* Exercise input:
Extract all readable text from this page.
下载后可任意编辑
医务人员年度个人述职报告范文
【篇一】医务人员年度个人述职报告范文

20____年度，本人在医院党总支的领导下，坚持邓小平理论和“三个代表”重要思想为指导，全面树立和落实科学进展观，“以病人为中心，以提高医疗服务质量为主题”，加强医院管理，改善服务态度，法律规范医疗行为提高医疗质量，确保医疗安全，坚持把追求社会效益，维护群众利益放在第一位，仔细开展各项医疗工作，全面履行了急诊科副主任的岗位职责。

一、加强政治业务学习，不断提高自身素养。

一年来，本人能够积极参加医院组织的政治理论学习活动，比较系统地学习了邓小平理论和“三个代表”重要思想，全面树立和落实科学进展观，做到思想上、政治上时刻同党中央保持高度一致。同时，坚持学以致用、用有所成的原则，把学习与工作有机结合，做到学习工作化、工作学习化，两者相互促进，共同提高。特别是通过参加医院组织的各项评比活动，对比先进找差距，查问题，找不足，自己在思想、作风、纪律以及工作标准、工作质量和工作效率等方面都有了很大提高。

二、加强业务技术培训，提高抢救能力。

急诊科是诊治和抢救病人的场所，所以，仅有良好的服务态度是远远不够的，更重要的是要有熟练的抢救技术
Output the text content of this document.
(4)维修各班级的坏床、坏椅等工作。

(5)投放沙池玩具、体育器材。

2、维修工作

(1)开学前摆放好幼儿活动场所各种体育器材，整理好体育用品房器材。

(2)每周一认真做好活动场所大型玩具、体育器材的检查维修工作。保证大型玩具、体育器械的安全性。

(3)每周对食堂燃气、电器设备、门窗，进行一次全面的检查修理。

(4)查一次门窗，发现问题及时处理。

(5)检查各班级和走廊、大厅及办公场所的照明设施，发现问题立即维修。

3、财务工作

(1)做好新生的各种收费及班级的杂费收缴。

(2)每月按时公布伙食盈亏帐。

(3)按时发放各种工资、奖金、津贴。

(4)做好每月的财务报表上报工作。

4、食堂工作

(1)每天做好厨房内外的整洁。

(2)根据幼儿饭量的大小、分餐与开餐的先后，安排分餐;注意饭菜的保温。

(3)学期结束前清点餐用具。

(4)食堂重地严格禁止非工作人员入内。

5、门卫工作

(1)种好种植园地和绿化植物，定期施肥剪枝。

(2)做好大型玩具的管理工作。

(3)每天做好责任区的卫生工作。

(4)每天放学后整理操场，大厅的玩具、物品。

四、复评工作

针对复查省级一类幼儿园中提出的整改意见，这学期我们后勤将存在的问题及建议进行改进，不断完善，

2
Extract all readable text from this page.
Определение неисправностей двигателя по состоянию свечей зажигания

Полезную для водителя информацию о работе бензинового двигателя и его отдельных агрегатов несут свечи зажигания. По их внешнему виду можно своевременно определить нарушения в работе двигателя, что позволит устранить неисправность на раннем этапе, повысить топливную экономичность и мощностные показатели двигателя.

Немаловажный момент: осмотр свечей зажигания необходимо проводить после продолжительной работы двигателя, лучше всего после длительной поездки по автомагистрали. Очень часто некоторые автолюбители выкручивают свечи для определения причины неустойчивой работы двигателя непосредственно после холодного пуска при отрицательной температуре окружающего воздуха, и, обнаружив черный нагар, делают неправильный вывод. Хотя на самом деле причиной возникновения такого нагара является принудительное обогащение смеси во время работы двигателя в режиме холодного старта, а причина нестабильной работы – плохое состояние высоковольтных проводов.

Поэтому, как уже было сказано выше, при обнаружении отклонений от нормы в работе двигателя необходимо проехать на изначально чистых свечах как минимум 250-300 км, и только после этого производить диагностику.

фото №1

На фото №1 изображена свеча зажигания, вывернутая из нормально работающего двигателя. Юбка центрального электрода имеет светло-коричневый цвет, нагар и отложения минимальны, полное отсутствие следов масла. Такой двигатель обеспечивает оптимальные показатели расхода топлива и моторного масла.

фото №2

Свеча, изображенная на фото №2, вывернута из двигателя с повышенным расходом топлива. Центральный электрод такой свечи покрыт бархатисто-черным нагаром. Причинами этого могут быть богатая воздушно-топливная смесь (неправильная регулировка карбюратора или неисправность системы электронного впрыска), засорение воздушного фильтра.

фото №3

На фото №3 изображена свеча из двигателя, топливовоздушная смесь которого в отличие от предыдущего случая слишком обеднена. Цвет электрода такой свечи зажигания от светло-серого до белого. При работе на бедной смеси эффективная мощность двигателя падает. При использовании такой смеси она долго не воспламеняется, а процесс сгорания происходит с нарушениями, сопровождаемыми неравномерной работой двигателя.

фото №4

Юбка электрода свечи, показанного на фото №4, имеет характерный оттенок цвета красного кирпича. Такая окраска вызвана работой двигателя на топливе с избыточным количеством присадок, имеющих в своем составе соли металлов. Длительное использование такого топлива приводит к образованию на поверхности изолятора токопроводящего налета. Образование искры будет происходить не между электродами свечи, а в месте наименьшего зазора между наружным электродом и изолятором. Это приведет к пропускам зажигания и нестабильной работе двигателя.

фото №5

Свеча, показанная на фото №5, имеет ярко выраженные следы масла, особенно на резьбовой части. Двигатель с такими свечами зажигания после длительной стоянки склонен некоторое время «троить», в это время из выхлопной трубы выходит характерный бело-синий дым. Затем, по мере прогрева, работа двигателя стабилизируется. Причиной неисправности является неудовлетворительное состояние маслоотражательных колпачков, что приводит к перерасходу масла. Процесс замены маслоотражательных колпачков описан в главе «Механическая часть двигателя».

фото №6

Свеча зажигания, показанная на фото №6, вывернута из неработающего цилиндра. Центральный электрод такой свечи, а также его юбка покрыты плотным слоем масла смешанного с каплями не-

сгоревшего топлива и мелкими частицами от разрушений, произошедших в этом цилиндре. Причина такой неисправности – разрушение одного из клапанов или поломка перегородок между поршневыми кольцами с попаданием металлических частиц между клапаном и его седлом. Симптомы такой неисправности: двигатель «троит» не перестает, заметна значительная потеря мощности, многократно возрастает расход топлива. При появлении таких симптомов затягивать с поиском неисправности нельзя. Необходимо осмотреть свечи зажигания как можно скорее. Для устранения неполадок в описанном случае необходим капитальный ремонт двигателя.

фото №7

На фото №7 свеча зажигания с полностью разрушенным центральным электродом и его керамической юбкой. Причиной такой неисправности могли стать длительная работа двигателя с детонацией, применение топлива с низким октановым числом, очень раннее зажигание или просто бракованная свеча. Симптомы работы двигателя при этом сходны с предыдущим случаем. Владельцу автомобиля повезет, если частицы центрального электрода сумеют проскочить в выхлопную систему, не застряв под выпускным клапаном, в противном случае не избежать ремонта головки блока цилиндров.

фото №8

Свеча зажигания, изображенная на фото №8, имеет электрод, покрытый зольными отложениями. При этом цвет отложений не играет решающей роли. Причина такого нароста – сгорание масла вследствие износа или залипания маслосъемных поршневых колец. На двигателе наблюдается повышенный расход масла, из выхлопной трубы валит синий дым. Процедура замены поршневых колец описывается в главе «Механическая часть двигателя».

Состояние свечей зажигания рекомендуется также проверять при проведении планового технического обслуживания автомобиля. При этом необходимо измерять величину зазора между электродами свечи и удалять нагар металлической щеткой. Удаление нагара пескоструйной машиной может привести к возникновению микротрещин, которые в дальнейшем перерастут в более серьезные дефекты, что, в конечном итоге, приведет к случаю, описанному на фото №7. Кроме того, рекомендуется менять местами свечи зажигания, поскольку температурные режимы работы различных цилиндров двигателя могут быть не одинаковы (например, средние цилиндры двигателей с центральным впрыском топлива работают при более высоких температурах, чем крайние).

* Objective: Count how many lines above contain the word "医务人员年度个人述职报告范文". Reply with the number alone.

* Output of the exercise: 2